The listing beneath should be written out in full, exactly as shown.

Dataset items:

>>>

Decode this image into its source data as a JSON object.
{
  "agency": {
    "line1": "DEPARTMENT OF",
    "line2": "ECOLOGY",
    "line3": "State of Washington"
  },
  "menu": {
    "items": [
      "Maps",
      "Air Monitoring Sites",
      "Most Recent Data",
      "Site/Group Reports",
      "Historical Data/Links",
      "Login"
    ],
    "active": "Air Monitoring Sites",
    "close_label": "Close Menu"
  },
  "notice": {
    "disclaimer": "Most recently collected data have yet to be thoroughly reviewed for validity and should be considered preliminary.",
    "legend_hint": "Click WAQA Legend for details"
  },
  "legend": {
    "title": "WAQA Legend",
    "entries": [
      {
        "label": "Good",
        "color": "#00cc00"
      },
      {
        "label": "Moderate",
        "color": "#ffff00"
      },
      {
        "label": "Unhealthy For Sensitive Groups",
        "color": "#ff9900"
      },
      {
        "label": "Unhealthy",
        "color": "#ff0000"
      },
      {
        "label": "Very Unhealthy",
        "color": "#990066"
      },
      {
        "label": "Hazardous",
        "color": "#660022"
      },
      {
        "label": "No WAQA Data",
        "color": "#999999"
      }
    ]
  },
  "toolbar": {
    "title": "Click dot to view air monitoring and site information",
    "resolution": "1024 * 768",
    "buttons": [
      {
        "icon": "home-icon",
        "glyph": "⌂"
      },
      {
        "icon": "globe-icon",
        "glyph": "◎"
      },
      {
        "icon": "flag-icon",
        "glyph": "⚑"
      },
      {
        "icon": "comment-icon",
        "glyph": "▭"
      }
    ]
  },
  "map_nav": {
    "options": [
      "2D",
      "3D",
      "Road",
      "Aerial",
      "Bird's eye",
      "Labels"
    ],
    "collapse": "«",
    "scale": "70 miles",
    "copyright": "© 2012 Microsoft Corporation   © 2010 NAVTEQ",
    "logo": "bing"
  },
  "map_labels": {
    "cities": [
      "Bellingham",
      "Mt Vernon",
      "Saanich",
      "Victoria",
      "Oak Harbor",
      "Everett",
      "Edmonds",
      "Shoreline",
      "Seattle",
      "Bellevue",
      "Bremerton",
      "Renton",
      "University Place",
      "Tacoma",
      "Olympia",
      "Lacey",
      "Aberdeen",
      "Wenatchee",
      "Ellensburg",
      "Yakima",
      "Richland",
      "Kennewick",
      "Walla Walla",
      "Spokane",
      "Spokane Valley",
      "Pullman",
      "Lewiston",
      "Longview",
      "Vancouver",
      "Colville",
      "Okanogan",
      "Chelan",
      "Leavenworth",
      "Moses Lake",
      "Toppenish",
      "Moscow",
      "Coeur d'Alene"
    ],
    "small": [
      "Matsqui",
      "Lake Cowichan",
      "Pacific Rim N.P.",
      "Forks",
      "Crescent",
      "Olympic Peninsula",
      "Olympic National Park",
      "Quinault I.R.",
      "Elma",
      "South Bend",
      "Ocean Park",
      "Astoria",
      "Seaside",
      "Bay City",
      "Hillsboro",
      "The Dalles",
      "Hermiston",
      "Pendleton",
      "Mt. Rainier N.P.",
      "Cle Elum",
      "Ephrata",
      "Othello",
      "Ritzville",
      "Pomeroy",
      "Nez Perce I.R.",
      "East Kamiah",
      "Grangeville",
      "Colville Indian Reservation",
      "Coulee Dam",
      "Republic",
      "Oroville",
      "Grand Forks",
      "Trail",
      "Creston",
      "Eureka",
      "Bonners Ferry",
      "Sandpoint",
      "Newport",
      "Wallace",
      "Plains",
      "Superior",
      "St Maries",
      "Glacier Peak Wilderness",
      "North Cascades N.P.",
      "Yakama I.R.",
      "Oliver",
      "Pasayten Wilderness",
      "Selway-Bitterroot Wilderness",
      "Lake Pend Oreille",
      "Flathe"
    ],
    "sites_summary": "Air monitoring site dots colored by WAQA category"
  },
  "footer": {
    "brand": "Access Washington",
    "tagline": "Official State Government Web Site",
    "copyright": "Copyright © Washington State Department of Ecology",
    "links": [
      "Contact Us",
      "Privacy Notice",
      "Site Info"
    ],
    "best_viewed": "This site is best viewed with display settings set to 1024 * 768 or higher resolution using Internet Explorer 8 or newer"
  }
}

<<<

# [REPLY]
Decode this image into its source data as a JSON object.
{
  "agency": {
    "line1": "DEPARTMENT OF",
    "line2": "ECOLOGY",
    "line3": "State of Washington"
  },
  "menu": {
    "items": [
      "Maps",
      "Air Monitoring Sites",
      "Most Recent Data",
      "Site/Group Reports",
      "Historical Data/Links",
      "Login"
    ],
    "active": "Air Monitoring Sites",
    "close_label": "Close Menu"
  },
  "notice": {
    "disclaimer": "Most recently collected data have yet to be thoroughly reviewed for validity and should be considered preliminary.",
    "legend_hint": "Click WAQA Legend for details"
  },
  "legend": {
    "title": "WAQA Legend",
    "entries": [
      {
        "label": "Good",
        "color": "#00cc00"
      },
      {
        "label": "Moderate",
        "color": "#ffff00"
      },
      {
        "label": "Unhealthy For Sensitive Groups",
        "color": "#ff9900"
      },
      {
        "label": "Unhealthy",
        "color": "#ff0000"
      },
      {
        "label": "Very Unhealthy",
        "color": "#990066"
      },
      {
        "label": "Hazardous",
        "color": "#660022"
      },
      {
        "label": "No WAQA Data",
        "color": "#999999"
      }
    ]
  },
  "toolbar": {
    "title": "Click dot to view air monitoring and site information",
    "resolution": "1024 * 768",
    "buttons": [
      {
        "icon": "home-icon",
        "glyph": "⌂"
      },
      {
        "icon": "globe-icon",
        "glyph": "◎"
      },
      {
        "icon": "flag-icon",
        "glyph": "⚑"
      },
      {
        "icon": "comment-icon",
        "glyph": "▭"
      }
    ]
  },
  "map_nav": {
    "options": [
      "2D",
      "3D",
      "Road",
      "Aerial",
      "Bird's eye",
      "Labels"
    ],
    "collapse": "«",
    "scale": "70 miles",
    "copyright": "© 2012 Microsoft Corporation   © 2010 NAVTEQ",
    "logo": "bing"
  },
  "map_labels": {
    "cities": [
      "Bellingham",
      "Mt Vernon",
      "Saanich",
      "Victoria",
      "Oak Harbor",
      "Everett",
      "Edmonds",
      "Shoreline",
      "Seattle",
      "Bellevue",
      "Bremerton",
      "Renton",
      "University Place",
      "Tacoma",
      "Olympia",
      "Lacey",
      "Aberdeen",
      "Wenatchee",
      "Ellensburg",
      "Yakima",
      "Richland",
      "Kennewick",
      "Walla Walla",
      "Spokane",
      "Spokane Valley",
      "Pullman",
      "Lewiston",
      "Longview",
      "Vancouver",
      "Colville",
      "Okanogan",
      "Chelan",
      "Leavenworth",
      "Moses Lake",
      "Toppenish",
      "Moscow",
      "Coeur d'Alene"
    ],
    "small": [
      "Matsqui",
      "Lake Cowichan",
      "Pacific Rim N.P.",
      "Forks",
      "Crescent",
      "Olympic Peninsula",
      "Olympic National Park",
      "Quinault I.R.",
      "Elma",
      "South Bend",
      "Ocean Park",
      "Astoria",
      "Seaside",
      "Bay City",
      "Hillsboro",
      "The Dalles",
      "Hermiston",
      "Pendleton",
      "Mt. Rainier N.P.",
      "Cle Elum",
      "Ephrata",
      "Othello",
      "Ritzville",
      "Pomeroy",
      "Nez Perce I.R.",
      "East Kamiah",
      "Grangeville",
      "Colville Indian Reservation",
      "Coulee Dam",
      "Republic",
      "Oroville",
      "Grand Forks",
      "Trail",
      "Creston",
      "Eureka",
      "Bonners Ferry",
      "Sandpoint",
      "Newport",
      "Wallace",
      "Plains",
      "Superior",
      "St Maries",
      "Glacier Peak Wilderness",
      "North Cascades N.P.",
      "Yakama I.R.",
      "Oliver",
      "Pasayten Wilderness",
      "Selway-Bitterroot Wilderness",
      "Lake Pend Oreille",
      "Flathe"
    ],
    "sites_summary": "Air monitoring site dots colored by WAQA category"
  },
  "footer": {
    "brand": "Access Washington",
    "tagline": "Official State Government Web Site",
    "copyright": "Copyright © Washington State Department of Ecology",
    "links": [
      "Contact Us",
      "Privacy Notice",
      "Site Info"
    ],
    "best_viewed": "This site is best viewed with display settings set to 1024 * 768 or higher resolution using Internet Explorer 8 or newer"
  }
}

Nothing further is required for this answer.